**PROBLEM TO WORK ON**
Comb through the entries for "count" and pull out each line that holds it.

(Data items)
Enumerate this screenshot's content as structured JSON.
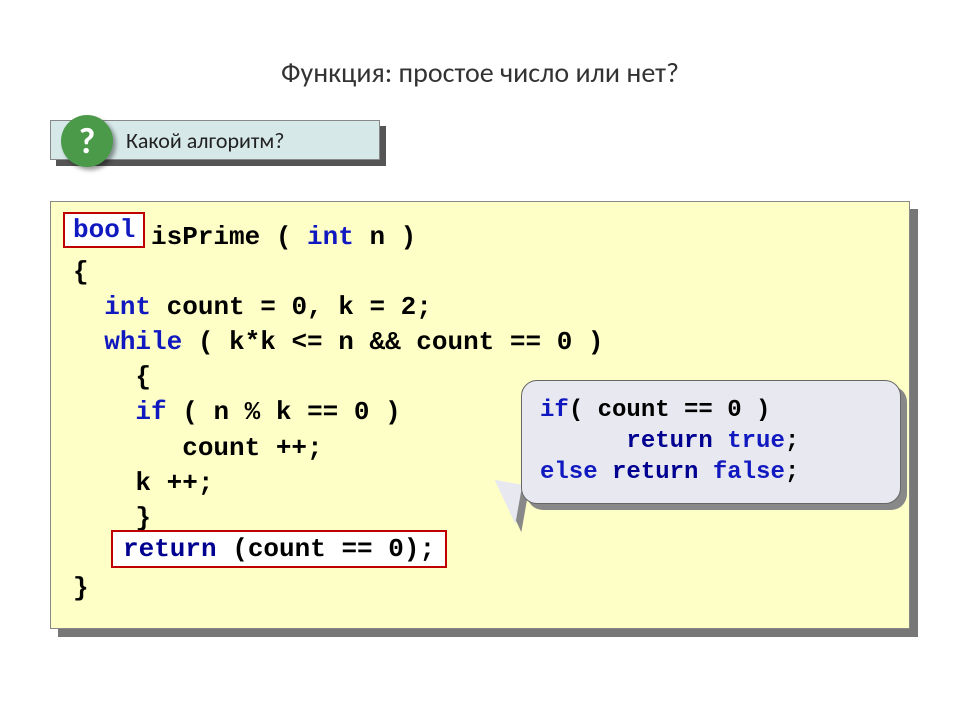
{
  "title": "Функция: простое число или нет?",
  "question": {
    "icon": "?",
    "text": "Какой алгоритм?"
  },
  "code": {
    "bool_label": "bool",
    "line1a": "     isPrime ( ",
    "line1_kw": "int",
    "line1b": " n )",
    "line2": "{",
    "line3a": "  ",
    "line3_kw": "int",
    "line3b": " count = 0, k = 2;",
    "line4a": "  ",
    "line4_kw": "while",
    "line4b": " ( k*k <= n && count == 0 )",
    "line5": "    {",
    "line6a": "    ",
    "line6_kw": "if",
    "line6b": " ( n % k == 0 )",
    "line7": "       count ++;",
    "line8": "    k ++;",
    "line9": "    }",
    "line10": "",
    "line11": "}"
  },
  "return_box": {
    "kw": "return",
    "rest": " (count == 0);"
  },
  "callout": {
    "l1_kw": "if",
    "l1_rest": "( count == 0 )",
    "l2_pre": "      ",
    "l2_kw": "return",
    "l2_sp": " ",
    "l2_val": "true",
    "l2_end": ";",
    "l3_kw1": "else",
    "l3_sp": " ",
    "l3_kw2": "return",
    "l3_sp2": " ",
    "l3_val": "false",
    "l3_end": ";"
  }
}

**EXERCISE SOLUTION**
    "line3b": " count = 0, k = 2;",
    "line4b": " ( k*k <= n && count == 0 )",
    "line7": "       count ++;",
    "rest": " (count == 0);"
    "l1_rest": "( count == 0 )",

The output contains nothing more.